• _PROBLEM_
Report, as a bare number, how many lines of the material below contain the word "SDTVAR".

• _LISTED ENTRIES_
────────

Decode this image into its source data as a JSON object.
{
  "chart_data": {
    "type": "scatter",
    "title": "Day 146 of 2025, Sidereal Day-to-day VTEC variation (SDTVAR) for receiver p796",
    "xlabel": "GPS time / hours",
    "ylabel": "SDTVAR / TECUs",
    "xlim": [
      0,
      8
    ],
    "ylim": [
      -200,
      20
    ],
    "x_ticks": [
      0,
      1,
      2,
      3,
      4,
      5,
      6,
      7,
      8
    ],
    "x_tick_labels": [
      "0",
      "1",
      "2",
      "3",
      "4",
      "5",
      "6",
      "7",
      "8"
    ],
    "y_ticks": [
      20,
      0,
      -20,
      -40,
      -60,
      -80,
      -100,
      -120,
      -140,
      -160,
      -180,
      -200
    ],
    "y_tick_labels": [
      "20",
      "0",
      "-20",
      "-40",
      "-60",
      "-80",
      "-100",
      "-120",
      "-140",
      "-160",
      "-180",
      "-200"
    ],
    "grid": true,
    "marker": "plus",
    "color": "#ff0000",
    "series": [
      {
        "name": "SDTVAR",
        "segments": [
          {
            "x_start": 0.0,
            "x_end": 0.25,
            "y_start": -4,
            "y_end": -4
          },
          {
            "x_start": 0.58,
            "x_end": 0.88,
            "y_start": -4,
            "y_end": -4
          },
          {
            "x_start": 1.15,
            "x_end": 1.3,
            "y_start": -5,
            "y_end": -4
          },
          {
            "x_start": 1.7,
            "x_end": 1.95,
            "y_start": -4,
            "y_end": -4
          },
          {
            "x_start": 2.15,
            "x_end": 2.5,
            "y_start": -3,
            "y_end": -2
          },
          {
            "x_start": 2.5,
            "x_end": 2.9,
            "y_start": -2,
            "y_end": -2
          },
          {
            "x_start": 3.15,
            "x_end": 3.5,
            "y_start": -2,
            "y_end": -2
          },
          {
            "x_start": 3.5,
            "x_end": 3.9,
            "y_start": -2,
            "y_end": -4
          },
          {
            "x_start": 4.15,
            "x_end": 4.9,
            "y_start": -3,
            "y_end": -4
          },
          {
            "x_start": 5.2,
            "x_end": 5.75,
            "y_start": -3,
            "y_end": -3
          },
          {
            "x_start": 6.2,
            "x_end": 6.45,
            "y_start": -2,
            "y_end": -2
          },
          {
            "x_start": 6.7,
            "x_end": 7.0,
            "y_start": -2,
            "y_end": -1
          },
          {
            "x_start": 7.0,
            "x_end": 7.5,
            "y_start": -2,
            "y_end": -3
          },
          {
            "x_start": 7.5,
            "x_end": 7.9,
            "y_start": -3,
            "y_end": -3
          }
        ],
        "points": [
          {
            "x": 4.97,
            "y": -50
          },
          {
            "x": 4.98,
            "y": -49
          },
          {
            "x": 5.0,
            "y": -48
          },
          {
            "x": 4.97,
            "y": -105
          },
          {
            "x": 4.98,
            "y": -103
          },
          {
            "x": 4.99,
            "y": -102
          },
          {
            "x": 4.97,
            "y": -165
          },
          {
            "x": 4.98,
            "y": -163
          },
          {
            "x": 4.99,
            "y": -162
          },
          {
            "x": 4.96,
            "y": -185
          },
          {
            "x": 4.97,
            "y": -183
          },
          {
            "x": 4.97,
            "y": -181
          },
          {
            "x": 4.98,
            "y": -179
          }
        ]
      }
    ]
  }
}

────────

• _FINISHED TASK_
3